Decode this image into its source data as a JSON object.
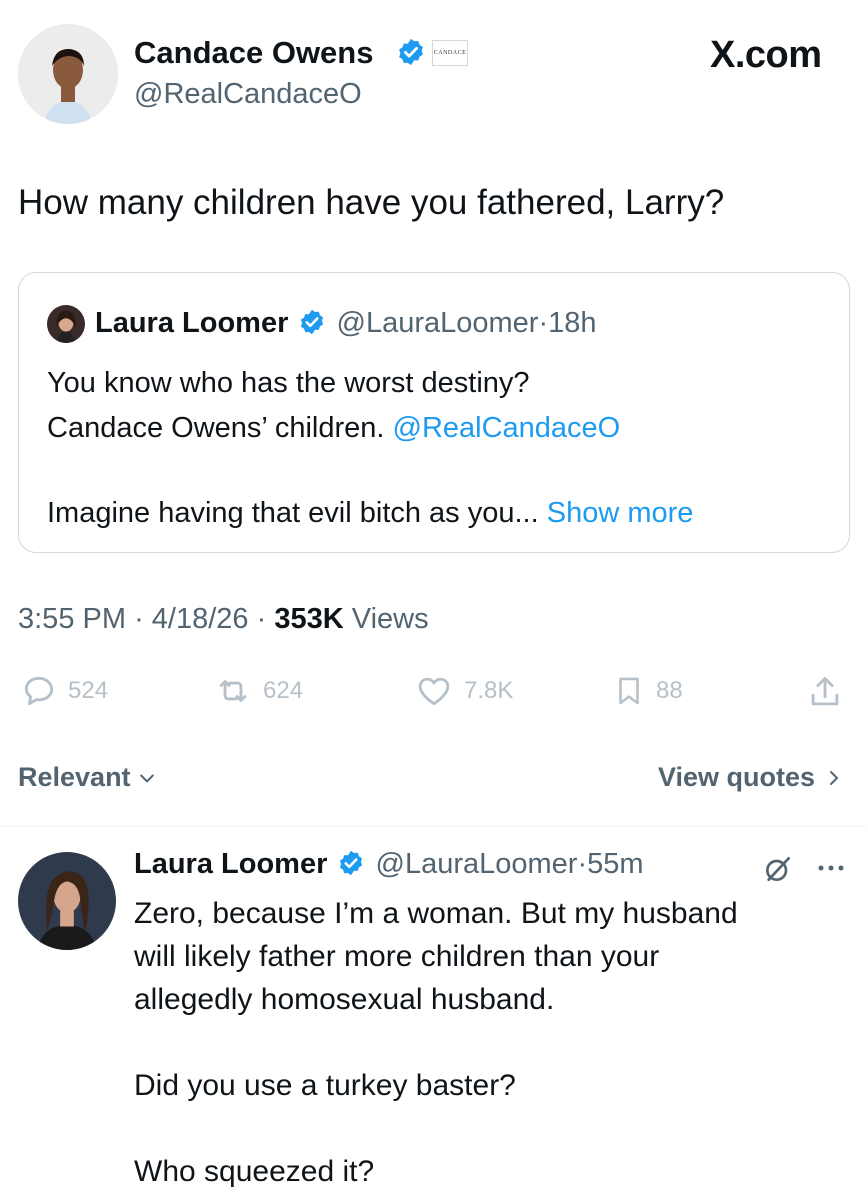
{
  "post": {
    "author_name": "Candace Owens",
    "author_handle": "@RealCandaceO",
    "brand_badge": "CANDACE",
    "site": "X.com",
    "text": "How many children have you fathered, Larry?",
    "timestamp": "3:55 PM",
    "date": "4/18/26",
    "views_count": "353K",
    "views_label": "Views",
    "separator": "·"
  },
  "quoted": {
    "author_name": "Laura Loomer",
    "author_handle": "@LauraLoomer",
    "time": "18h",
    "line1": "You know who has the worst destiny?",
    "line2": "Candace Owens’ children.",
    "mention": "@RealCandaceO",
    "line3": "Imagine having that evil bitch as you...",
    "show_more": "Show more"
  },
  "actions": {
    "replies": "524",
    "reposts": "624",
    "likes": "7.8K",
    "bookmarks": "88"
  },
  "sort": {
    "label": "Relevant",
    "view_quotes": "View quotes"
  },
  "reply": {
    "author_name": "Laura Loomer",
    "author_handle": "@LauraLoomer",
    "time": "55m",
    "line1": "Zero, because I’m a woman. But my husband",
    "line2": "will likely father more children than your",
    "line3": "allegedly homosexual husband.",
    "para2": "Did you use a turkey baster?",
    "para3": "Who squeezed it?"
  },
  "icons": {
    "verified": "verified-badge-icon",
    "reply": "reply-icon",
    "repost": "repost-icon",
    "like": "heart-icon",
    "bookmark": "bookmark-icon",
    "share": "share-icon",
    "grok": "grok-icon",
    "more": "more-icon"
  },
  "colors": {
    "verified": "#1d9bf0",
    "link": "#1d9bf0",
    "muted": "#536471"
  }
}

########

» PROBLEM DESCRIPTION: Say how many lines in the records above hold "RealCandaceO", and give no other text.

» FINISHED EXERCISE: 2